:: EXERCISE PROMPT ::
Set down every entry again word for word, please, but skip the pictures.

:: DATA SUPPLIED ::
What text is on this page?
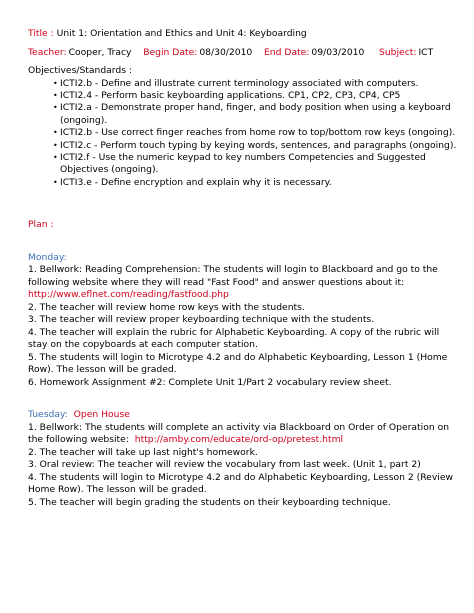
Title : Unit 1: Orientation and Ethics and Unit 4: Keyboarding
Teacher: Cooper, Tracy Begin Date: 08/30/2010 End Date: 09/03/2010 Subject: ICT
Objectives/Standards :
• ICTI2.b - Define and illustrate current terminology associated with computers.
• ICTI2.4 - Perform basic keyboarding applications. CP1, CP2, CP3, CP4, CP5
• ICTI2.a - Demonstrate proper hand, finger, and body position when using a keyboard (ongoing).
• ICTI2.b - Use correct finger reaches from home row to top/bottom row keys (ongoing).
• ICTI2.c - Perform touch typing by keying words, sentences, and paragraphs (ongoing).
• ICTI2.f - Use the numeric keypad to key numbers Competencies and Suggested Objectives (ongoing).
• ICTI3.e - Define encryption and explain why it is necessary.
Plan :
Monday:
1. Bellwork: Reading Comprehension: The students will login to Blackboard and go to the following website where they will read "Fast Food" and answer questions about it:
http://www.eflnet.com/reading/fastfood.php
2. The teacher will review home row keys with the students.
3. The teacher will review proper keyboarding technique with the students.
4. The teacher will explain the rubric for Alphabetic Keyboarding. A copy of the rubric will stay on the copyboards at each computer station.
5. The students will login to Microtype 4.2 and do Alphabetic Keyboarding, Lesson 1 (Home Row). The lesson will be graded.
6. Homework Assignment #2: Complete Unit 1/Part 2 vocabulary review sheet.
Tuesday: Open House
1. Bellwork: The students will complete an activity via Blackboard on Order of Operation on the following website: http://amby.com/educate/ord-op/pretest.html
2. The teacher will take up last night's homework.
3. Oral review: The teacher will review the vocabulary from last week. (Unit 1, part 2)
4. The students will login to Microtype 4.2 and do Alphabetic Keyboarding, Lesson 2 (Review Home Row). The lesson will be graded.
5. The teacher will begin grading the students on their keyboarding technique.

:: OUTPUT BELOW ::
What text is on this page?
Title : Unit 1: Orientation and Ethics and Unit 4: Keyboarding
Teacher: Cooper, Tracy Begin Date: 08/30/2010 End Date: 09/03/2010 Subject: ICT
Objectives/Standards :
• ICTI2.b - Define and illustrate current terminology associated with computers.
• ICTI2.4 - Perform basic keyboarding applications. CP1, CP2, CP3, CP4, CP5
• ICTI2.a - Demonstrate proper hand, finger, and body position when using a keyboard (ongoing).
• ICTI2.b - Use correct finger reaches from home row to top/bottom row keys (ongoing).
• ICTI2.c - Perform touch typing by keying words, sentences, and paragraphs (ongoing).
• ICTI2.f - Use the numeric keypad to key numbers Competencies and Suggested Objectives (ongoing).
• ICTI3.e - Define encryption and explain why it is necessary.
Plan :
Monday:
1. Bellwork: Reading Comprehension: The students will login to Blackboard and go to the following website where they will read "Fast Food" and answer questions about it:
http://www.eflnet.com/reading/fastfood.php
2. The teacher will review home row keys with the students.
3. The teacher will review proper keyboarding technique with the students.
4. The teacher will explain the rubric for Alphabetic Keyboarding. A copy of the rubric will stay on the copyboards at each computer station.
5. The students will login to Microtype 4.2 and do Alphabetic Keyboarding, Lesson 1 (Home Row). The lesson will be graded.
6. Homework Assignment #2: Complete Unit 1/Part 2 vocabulary review sheet.
Tuesday: Open House
1. Bellwork: The students will complete an activity via Blackboard on Order of Operation on the following website: http://amby.com/educate/ord-op/pretest.html
2. The teacher will take up last night's homework.
3. Oral review: The teacher will review the vocabulary from last week. (Unit 1, part 2)
4. The students will login to Microtype 4.2 and do Alphabetic Keyboarding, Lesson 2 (Review Home Row). The lesson will be graded.
5. The teacher will begin grading the students on their keyboarding technique.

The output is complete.